### Short task:
Locate the string "from" in the listing below. Copy every line where it is found.

### Data extract:
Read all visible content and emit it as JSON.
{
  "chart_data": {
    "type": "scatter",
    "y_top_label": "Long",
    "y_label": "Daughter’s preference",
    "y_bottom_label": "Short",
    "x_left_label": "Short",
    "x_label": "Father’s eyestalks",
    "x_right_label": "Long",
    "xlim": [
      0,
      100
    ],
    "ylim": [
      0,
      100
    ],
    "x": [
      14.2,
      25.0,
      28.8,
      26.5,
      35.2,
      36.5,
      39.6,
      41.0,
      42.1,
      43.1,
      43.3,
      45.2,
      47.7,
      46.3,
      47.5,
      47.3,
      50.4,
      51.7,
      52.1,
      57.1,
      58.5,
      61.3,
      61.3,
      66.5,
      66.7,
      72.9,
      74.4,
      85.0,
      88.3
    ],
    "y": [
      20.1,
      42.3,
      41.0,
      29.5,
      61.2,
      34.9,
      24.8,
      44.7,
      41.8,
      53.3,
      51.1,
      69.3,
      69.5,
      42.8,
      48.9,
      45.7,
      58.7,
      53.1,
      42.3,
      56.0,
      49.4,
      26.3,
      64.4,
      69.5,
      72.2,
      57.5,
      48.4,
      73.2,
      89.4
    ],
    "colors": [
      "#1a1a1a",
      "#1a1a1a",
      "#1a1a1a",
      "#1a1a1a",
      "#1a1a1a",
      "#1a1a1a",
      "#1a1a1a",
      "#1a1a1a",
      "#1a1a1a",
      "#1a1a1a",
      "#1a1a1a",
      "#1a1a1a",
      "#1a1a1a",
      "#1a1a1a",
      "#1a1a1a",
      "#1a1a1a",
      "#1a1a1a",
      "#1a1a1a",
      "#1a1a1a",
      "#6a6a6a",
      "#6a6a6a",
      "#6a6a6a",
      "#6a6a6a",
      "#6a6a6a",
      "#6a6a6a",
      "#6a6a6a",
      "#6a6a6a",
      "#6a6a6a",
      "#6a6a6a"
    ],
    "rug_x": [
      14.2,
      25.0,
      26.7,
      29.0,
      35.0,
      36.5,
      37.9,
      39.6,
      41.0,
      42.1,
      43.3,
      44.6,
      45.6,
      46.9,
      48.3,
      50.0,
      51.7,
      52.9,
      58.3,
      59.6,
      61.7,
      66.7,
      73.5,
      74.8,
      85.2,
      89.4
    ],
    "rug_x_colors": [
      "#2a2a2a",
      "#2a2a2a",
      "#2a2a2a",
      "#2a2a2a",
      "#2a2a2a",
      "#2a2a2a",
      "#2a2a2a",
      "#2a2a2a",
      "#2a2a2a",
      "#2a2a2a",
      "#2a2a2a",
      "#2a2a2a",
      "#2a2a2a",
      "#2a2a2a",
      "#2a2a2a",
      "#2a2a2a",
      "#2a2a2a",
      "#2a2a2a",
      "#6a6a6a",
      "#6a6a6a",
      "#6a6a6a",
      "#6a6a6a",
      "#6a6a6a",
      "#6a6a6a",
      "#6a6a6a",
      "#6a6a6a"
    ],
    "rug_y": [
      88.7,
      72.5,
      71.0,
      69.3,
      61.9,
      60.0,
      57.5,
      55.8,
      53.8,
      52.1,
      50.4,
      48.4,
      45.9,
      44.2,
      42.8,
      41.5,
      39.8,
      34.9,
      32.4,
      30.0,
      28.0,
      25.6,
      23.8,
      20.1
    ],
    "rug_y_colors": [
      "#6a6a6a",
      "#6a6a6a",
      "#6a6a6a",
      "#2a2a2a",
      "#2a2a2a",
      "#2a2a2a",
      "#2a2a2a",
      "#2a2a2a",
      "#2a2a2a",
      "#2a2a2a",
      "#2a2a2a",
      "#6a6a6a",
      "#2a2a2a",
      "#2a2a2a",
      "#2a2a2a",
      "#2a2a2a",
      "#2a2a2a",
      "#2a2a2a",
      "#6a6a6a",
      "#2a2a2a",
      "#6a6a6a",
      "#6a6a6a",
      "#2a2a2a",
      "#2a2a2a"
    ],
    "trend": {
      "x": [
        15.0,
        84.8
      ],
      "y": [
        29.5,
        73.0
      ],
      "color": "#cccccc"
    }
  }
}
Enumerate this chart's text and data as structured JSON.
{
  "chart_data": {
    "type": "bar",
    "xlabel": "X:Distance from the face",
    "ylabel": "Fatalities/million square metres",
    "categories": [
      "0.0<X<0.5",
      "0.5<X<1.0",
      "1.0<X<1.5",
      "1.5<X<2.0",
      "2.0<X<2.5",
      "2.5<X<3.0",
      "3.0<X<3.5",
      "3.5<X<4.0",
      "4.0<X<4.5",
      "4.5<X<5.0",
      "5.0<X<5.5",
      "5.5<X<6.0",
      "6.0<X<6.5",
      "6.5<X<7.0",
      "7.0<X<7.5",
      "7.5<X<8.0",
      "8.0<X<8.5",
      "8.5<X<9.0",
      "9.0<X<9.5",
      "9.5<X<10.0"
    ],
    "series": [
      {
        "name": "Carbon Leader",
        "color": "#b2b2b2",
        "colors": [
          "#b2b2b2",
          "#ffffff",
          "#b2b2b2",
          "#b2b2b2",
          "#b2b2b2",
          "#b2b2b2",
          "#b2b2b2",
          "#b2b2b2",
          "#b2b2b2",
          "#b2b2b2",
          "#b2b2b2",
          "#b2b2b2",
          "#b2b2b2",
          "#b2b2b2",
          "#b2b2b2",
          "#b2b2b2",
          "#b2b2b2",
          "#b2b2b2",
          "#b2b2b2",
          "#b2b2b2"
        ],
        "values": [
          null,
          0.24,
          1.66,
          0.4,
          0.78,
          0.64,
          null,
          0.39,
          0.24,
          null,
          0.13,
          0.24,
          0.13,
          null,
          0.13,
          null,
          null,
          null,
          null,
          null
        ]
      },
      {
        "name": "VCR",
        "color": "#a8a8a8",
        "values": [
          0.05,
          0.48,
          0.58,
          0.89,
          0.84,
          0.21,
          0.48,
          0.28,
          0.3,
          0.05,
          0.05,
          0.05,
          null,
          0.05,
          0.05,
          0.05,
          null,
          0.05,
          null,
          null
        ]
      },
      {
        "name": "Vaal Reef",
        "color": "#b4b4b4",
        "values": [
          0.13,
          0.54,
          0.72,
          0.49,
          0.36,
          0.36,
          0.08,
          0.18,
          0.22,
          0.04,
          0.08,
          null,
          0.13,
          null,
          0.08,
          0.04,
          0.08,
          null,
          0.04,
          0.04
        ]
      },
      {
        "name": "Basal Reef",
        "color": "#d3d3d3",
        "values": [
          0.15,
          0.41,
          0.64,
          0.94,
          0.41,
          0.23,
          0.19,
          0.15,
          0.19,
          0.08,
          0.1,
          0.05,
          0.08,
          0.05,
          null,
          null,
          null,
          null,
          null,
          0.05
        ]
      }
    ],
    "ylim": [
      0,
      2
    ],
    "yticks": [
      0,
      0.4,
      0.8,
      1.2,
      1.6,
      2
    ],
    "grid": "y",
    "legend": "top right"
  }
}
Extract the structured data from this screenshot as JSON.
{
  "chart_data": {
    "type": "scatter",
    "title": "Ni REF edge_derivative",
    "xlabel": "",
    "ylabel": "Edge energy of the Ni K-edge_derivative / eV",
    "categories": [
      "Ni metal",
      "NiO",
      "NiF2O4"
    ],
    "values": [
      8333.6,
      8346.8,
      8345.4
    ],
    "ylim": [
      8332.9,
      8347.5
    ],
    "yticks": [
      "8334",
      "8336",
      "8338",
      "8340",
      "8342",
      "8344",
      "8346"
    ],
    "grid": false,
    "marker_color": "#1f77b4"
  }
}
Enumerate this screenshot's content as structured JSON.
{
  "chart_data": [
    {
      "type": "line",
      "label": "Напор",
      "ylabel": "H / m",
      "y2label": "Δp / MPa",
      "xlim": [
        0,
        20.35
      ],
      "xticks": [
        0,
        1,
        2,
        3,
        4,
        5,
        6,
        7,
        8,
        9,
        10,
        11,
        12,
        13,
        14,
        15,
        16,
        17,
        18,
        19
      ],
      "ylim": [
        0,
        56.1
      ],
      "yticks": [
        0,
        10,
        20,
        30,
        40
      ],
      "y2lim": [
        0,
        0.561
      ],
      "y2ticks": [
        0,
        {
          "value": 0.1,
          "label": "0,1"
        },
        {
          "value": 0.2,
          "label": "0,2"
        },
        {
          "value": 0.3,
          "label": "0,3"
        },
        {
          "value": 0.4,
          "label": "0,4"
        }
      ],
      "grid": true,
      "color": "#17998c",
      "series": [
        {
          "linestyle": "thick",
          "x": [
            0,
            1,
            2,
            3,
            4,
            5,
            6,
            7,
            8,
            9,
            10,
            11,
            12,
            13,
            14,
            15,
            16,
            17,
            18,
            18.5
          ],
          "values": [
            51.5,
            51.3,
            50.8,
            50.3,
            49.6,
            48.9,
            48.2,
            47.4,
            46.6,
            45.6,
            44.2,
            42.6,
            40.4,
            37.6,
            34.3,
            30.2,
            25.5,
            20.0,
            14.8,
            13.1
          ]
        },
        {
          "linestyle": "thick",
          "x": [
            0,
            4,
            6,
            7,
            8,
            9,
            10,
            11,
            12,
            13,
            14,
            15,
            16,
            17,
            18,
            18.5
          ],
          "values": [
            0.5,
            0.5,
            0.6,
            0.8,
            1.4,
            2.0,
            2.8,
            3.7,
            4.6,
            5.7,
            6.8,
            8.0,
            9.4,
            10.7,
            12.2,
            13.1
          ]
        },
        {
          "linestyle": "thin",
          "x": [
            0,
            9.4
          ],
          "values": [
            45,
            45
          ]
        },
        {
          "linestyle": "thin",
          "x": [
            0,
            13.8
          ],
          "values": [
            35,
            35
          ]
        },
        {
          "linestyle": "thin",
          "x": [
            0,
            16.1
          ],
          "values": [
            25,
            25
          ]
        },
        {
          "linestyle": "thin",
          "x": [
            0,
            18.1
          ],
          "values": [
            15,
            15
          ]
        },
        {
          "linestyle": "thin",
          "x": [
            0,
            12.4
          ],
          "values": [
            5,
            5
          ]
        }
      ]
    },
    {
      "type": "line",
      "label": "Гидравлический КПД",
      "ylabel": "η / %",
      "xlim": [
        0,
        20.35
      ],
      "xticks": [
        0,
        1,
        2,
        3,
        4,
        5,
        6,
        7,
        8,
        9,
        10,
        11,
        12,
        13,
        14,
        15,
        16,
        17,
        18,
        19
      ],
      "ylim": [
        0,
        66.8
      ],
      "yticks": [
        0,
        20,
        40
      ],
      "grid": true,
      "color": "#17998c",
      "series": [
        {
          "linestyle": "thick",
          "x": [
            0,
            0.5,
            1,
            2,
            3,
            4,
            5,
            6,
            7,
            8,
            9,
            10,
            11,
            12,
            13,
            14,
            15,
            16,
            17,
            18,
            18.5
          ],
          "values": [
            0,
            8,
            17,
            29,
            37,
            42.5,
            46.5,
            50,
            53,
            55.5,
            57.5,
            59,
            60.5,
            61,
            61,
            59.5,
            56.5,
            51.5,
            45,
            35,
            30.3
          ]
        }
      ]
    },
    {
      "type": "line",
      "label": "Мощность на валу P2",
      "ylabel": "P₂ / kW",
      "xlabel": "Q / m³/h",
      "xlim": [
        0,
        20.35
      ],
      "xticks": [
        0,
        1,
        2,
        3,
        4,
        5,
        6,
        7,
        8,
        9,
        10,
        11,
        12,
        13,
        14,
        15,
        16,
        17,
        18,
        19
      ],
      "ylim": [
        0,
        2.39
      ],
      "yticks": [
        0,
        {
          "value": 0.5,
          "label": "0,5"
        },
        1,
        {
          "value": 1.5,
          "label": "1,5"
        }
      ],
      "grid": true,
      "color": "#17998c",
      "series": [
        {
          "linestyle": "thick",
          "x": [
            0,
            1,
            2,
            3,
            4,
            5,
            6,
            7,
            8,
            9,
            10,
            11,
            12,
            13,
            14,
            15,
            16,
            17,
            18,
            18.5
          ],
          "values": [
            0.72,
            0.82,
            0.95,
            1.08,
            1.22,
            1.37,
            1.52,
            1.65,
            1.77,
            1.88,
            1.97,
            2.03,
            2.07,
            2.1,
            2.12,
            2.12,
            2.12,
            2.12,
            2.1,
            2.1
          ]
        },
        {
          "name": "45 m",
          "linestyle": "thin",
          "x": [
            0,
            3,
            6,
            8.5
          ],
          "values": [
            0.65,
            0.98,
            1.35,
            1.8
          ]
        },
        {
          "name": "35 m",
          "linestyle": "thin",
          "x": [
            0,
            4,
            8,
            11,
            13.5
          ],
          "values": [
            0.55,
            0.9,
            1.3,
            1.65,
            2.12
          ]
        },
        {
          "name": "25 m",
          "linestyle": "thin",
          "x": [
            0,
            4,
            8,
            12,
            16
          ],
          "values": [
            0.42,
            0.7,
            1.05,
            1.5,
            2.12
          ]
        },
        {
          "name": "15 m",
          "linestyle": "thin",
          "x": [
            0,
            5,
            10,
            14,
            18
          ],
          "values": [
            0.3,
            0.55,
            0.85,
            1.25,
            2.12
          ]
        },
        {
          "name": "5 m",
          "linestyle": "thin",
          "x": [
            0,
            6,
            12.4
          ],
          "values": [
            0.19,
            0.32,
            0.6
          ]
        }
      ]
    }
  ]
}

### Exercise output:
    "xlabel": "X:Distance from the face",
Extract the structured data from this screenshot as JSON.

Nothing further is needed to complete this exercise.